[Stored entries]
☆ ☆ ☆

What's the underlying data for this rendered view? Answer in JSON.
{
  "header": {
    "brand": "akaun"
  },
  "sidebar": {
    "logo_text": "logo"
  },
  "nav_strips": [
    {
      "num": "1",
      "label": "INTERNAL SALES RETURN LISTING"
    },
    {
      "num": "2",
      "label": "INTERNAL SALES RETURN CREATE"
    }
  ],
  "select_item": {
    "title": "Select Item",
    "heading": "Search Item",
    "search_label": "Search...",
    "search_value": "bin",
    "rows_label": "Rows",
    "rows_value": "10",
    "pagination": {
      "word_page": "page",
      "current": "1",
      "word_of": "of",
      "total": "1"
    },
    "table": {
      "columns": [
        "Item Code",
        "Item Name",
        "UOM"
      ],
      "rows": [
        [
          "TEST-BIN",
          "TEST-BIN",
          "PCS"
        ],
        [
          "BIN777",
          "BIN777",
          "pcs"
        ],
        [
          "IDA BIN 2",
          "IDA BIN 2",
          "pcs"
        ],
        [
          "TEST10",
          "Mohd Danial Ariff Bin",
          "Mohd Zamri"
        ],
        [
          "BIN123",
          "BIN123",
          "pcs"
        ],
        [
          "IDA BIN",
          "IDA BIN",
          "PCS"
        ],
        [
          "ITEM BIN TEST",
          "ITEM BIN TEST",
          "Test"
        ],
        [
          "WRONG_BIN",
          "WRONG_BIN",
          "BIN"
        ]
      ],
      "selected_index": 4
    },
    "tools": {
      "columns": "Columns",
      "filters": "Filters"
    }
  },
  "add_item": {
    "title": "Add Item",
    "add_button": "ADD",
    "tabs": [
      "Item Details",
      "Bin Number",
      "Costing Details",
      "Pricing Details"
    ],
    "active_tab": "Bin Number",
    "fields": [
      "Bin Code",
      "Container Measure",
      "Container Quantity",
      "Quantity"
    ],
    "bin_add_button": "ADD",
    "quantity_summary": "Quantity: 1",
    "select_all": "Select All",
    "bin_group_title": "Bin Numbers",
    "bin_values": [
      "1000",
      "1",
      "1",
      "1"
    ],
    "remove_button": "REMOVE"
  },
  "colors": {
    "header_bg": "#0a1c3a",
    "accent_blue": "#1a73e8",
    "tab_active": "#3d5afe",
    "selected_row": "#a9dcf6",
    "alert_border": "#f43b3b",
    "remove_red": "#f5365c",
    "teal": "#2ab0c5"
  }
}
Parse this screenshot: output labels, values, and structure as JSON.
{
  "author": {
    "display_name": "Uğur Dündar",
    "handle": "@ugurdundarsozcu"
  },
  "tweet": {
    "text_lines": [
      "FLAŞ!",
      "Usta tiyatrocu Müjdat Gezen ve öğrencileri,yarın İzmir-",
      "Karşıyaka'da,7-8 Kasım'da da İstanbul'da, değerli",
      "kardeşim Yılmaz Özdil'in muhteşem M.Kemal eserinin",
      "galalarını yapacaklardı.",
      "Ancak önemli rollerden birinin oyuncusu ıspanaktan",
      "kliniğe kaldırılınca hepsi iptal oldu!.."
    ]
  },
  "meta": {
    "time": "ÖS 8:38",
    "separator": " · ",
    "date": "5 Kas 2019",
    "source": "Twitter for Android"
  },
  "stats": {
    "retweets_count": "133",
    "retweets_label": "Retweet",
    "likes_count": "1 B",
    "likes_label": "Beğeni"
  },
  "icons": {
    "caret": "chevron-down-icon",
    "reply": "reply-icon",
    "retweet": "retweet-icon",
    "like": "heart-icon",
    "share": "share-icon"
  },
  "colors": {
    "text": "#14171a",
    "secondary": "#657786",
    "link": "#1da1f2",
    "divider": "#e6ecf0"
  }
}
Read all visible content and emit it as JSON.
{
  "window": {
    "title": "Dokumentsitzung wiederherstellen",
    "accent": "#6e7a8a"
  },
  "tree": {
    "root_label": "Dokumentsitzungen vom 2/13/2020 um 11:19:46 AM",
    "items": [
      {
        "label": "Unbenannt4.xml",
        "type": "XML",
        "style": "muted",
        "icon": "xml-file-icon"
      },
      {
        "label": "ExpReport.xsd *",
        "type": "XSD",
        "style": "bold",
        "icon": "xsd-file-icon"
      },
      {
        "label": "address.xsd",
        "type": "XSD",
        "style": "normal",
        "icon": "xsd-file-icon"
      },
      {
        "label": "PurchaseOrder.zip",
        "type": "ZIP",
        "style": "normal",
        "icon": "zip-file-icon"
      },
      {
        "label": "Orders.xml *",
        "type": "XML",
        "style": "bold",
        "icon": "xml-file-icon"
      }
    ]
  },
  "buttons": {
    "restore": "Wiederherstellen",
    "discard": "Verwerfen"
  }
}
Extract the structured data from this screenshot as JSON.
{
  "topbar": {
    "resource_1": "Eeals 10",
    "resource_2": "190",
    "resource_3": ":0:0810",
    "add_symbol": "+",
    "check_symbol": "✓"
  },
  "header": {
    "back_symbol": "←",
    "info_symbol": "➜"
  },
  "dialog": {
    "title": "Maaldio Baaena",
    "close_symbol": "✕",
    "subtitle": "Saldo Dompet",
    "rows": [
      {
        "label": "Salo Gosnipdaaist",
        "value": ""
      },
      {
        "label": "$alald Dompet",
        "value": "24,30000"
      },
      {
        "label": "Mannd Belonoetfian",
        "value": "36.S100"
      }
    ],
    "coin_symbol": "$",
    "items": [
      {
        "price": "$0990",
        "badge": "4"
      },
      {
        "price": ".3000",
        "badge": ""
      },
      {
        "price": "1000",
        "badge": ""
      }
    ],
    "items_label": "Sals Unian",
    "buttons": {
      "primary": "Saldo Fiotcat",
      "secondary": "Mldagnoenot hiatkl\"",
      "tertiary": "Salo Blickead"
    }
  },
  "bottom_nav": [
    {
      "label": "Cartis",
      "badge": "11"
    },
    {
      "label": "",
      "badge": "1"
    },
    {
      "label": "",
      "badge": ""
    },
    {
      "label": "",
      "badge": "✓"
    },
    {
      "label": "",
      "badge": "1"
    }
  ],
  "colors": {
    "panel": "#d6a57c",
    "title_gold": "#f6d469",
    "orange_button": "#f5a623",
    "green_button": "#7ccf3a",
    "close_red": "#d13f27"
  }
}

☆ ☆ ☆

• Problem to solve
Give the data again, exactly as it stands.

• Task output
What's the underlying data for this rendered view? Answer in JSON.
{
  "header": {
    "brand": "akaun"
  },
  "sidebar": {
    "logo_text": "logo"
  },
  "nav_strips": [
    {
      "num": "1",
      "label": "INTERNAL SALES RETURN LISTING"
    },
    {
      "num": "2",
      "label": "INTERNAL SALES RETURN CREATE"
    }
  ],
  "select_item": {
    "title": "Select Item",
    "heading": "Search Item",
    "search_label": "Search...",
    "search_value": "bin",
    "rows_label": "Rows",
    "rows_value": "10",
    "pagination": {
      "word_page": "page",
      "current": "1",
      "word_of": "of",
      "total": "1"
    },
    "table": {
      "columns": [
        "Item Code",
        "Item Name",
        "UOM"
      ],
      "rows": [
        [
          "TEST-BIN",
          "TEST-BIN",
          "PCS"
        ],
        [
          "BIN777",
          "BIN777",
          "pcs"
        ],
        [
          "IDA BIN 2",
          "IDA BIN 2",
          "pcs"
        ],
        [
          "TEST10",
          "Mohd Danial Ariff Bin",
          "Mohd Zamri"
        ],
        [
          "BIN123",
          "BIN123",
          "pcs"
        ],
        [
          "IDA BIN",
          "IDA BIN",
          "PCS"
        ],
        [
          "ITEM BIN TEST",
          "ITEM BIN TEST",
          "Test"
        ],
        [
          "WRONG_BIN",
          "WRONG_BIN",
          "BIN"
        ]
      ],
      "selected_index": 4
    },
    "tools": {
      "columns": "Columns",
      "filters": "Filters"
    }
  },
  "add_item": {
    "title": "Add Item",
    "add_button": "ADD",
    "tabs": [
      "Item Details",
      "Bin Number",
      "Costing Details",
      "Pricing Details"
    ],
    "active_tab": "Bin Number",
    "fields": [
      "Bin Code",
      "Container Measure",
      "Container Quantity",
      "Quantity"
    ],
    "bin_add_button": "ADD",
    "quantity_summary": "Quantity: 1",
    "select_all": "Select All",
    "bin_group_title": "Bin Numbers",
    "bin_values": [
      "1000",
      "1",
      "1",
      "1"
    ],
    "remove_button": "REMOVE"
  },
  "colors": {
    "header_bg": "#0a1c3a",
    "accent_blue": "#1a73e8",
    "tab_active": "#3d5afe",
    "selected_row": "#a9dcf6",
    "alert_border": "#f43b3b",
    "remove_red": "#f5365c",
    "teal": "#2ab0c5"
  }
}
Parse this screenshot: output labels, values, and structure as JSON.
{
  "author": {
    "display_name": "Uğur Dündar",
    "handle": "@ugurdundarsozcu"
  },
  "tweet": {
    "text_lines": [
      "FLAŞ!",
      "Usta tiyatrocu Müjdat Gezen ve öğrencileri,yarın İzmir-",
      "Karşıyaka'da,7-8 Kasım'da da İstanbul'da, değerli",
      "kardeşim Yılmaz Özdil'in muhteşem M.Kemal eserinin",
      "galalarını yapacaklardı.",
      "Ancak önemli rollerden birinin oyuncusu ıspanaktan",
      "kliniğe kaldırılınca hepsi iptal oldu!.."
    ]
  },
  "meta": {
    "time": "ÖS 8:38",
    "separator": " · ",
    "date": "5 Kas 2019",
    "source": "Twitter for Android"
  },
  "stats": {
    "retweets_count": "133",
    "retweets_label": "Retweet",
    "likes_count": "1 B",
    "likes_label": "Beğeni"
  },
  "icons": {
    "caret": "chevron-down-icon",
    "reply": "reply-icon",
    "retweet": "retweet-icon",
    "like": "heart-icon",
    "share": "share-icon"
  },
  "colors": {
    "text": "#14171a",
    "secondary": "#657786",
    "link": "#1da1f2",
    "divider": "#e6ecf0"
  }
}
Read all visible content and emit it as JSON.
{
  "window": {
    "title": "Dokumentsitzung wiederherstellen",
    "accent": "#6e7a8a"
  },
  "tree": {
    "root_label": "Dokumentsitzungen vom 2/13/2020 um 11:19:46 AM",
    "items": [
      {
        "label": "Unbenannt4.xml",
        "type": "XML",
        "style": "muted",
        "icon": "xml-file-icon"
      },
      {
        "label": "ExpReport.xsd *",
        "type": "XSD",
        "style": "bold",
        "icon": "xsd-file-icon"
      },
      {
        "label": "address.xsd",
        "type": "XSD",
        "style": "normal",
        "icon": "xsd-file-icon"
      },
      {
        "label": "PurchaseOrder.zip",
        "type": "ZIP",
        "style": "normal",
        "icon": "zip-file-icon"
      },
      {
        "label": "Orders.xml *",
        "type": "XML",
        "style": "bold",
        "icon": "xml-file-icon"
      }
    ]
  },
  "buttons": {
    "restore": "Wiederherstellen",
    "discard": "Verwerfen"
  }
}
Extract the structured data from this screenshot as JSON.
{
  "topbar": {
    "resource_1": "Eeals 10",
    "resource_2": "190",
    "resource_3": ":0:0810",
    "add_symbol": "+",
    "check_symbol": "✓"
  },
  "header": {
    "back_symbol": "←",
    "info_symbol": "➜"
  },
  "dialog": {
    "title": "Maaldio Baaena",
    "close_symbol": "✕",
    "subtitle": "Saldo Dompet",
    "rows": [
      {
        "label": "Salo Gosnipdaaist",
        "value": ""
      },
      {
        "label": "$alald Dompet",
        "value": "24,30000"
      },
      {
        "label": "Mannd Belonoetfian",
        "value": "36.S100"
      }
    ],
    "coin_symbol": "$",
    "items": [
      {
        "price": "$0990",
        "badge": "4"
      },
      {
        "price": ".3000",
        "badge": ""
      },
      {
        "price": "1000",
        "badge": ""
      }
    ],
    "items_label": "Sals Unian",
    "buttons": {
      "primary": "Saldo Fiotcat",
      "secondary": "Mldagnoenot hiatkl\"",
      "tertiary": "Salo Blickead"
    }
  },
  "bottom_nav": [
    {
      "label": "Cartis",
      "badge": "11"
    },
    {
      "label": "",
      "badge": "1"
    },
    {
      "label": "",
      "badge": ""
    },
    {
      "label": "",
      "badge": "✓"
    },
    {
      "label": "",
      "badge": "1"
    }
  ],
  "colors": {
    "panel": "#d6a57c",
    "title_gold": "#f6d469",
    "orange_button": "#f5a623",
    "green_button": "#7ccf3a",
    "close_red": "#d13f27"
  }
}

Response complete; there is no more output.